— Begin Rows —

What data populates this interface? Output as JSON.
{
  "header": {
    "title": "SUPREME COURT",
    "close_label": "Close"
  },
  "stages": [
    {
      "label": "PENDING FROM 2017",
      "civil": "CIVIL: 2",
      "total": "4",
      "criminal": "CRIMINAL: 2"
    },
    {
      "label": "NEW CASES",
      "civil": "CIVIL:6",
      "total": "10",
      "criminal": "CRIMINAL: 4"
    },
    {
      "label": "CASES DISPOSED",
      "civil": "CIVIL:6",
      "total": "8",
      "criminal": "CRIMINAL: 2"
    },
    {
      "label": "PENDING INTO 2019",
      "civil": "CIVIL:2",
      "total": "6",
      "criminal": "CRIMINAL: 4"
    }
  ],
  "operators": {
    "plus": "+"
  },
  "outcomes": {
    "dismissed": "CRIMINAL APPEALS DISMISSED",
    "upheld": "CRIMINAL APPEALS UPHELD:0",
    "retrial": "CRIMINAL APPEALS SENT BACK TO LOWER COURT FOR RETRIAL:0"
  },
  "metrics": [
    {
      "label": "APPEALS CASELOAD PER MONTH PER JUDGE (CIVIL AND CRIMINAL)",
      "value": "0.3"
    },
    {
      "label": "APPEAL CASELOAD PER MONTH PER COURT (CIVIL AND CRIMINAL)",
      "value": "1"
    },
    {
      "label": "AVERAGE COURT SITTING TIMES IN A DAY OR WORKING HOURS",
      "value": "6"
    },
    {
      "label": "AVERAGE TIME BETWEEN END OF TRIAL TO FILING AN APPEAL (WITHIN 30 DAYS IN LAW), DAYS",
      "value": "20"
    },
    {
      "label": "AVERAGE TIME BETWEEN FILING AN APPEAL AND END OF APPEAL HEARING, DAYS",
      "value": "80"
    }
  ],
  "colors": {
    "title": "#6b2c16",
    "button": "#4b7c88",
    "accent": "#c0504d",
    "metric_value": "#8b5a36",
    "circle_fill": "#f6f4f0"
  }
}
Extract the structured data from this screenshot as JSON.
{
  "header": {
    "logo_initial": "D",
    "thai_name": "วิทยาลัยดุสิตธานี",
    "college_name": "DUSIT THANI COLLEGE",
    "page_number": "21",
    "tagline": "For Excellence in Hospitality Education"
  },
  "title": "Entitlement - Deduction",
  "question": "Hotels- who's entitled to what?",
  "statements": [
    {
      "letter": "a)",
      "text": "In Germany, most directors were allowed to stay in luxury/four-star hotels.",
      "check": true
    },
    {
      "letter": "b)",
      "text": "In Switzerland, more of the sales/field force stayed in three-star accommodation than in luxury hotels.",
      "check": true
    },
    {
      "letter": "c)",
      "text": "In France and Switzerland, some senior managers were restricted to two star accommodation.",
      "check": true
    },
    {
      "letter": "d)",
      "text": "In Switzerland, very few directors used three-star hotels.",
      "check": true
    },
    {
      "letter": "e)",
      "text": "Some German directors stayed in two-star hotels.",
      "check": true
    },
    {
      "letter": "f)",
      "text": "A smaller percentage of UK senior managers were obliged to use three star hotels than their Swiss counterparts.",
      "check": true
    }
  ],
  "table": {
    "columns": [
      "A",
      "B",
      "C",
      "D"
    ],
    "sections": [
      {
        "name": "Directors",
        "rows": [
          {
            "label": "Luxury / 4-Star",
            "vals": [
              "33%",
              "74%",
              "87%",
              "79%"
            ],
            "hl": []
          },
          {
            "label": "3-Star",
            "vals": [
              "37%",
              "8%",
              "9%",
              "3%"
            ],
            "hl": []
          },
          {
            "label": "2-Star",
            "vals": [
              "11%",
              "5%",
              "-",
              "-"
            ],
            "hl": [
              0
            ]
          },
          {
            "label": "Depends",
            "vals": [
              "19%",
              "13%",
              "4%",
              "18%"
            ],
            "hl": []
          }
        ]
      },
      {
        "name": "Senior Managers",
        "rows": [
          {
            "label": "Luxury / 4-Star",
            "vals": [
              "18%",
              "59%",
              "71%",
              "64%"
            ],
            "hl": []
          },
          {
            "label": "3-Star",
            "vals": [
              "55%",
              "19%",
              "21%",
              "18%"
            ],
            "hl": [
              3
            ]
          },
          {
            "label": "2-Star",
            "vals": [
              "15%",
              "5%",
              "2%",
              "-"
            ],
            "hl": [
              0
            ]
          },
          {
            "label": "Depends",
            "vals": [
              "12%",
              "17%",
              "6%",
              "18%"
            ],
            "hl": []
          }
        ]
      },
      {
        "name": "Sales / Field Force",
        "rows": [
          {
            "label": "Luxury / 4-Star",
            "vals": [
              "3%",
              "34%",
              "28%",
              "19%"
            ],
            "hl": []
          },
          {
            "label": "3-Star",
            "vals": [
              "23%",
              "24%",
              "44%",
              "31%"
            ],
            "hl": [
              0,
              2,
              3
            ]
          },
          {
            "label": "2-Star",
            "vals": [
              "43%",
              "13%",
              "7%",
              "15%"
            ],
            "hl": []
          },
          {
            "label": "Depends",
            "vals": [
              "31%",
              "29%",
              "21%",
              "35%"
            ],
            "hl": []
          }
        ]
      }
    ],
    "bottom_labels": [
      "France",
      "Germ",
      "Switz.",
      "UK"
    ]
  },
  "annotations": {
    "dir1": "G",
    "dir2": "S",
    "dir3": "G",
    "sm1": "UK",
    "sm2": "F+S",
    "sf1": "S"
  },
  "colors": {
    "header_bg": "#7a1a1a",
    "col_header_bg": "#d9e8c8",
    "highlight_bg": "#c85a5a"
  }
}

— End Rows —

Look through the material above and pick out each line holding the word "this".

Written answer —
What data populates this interface? Output as JSON.
Extract the structured data from this screenshot as JSON.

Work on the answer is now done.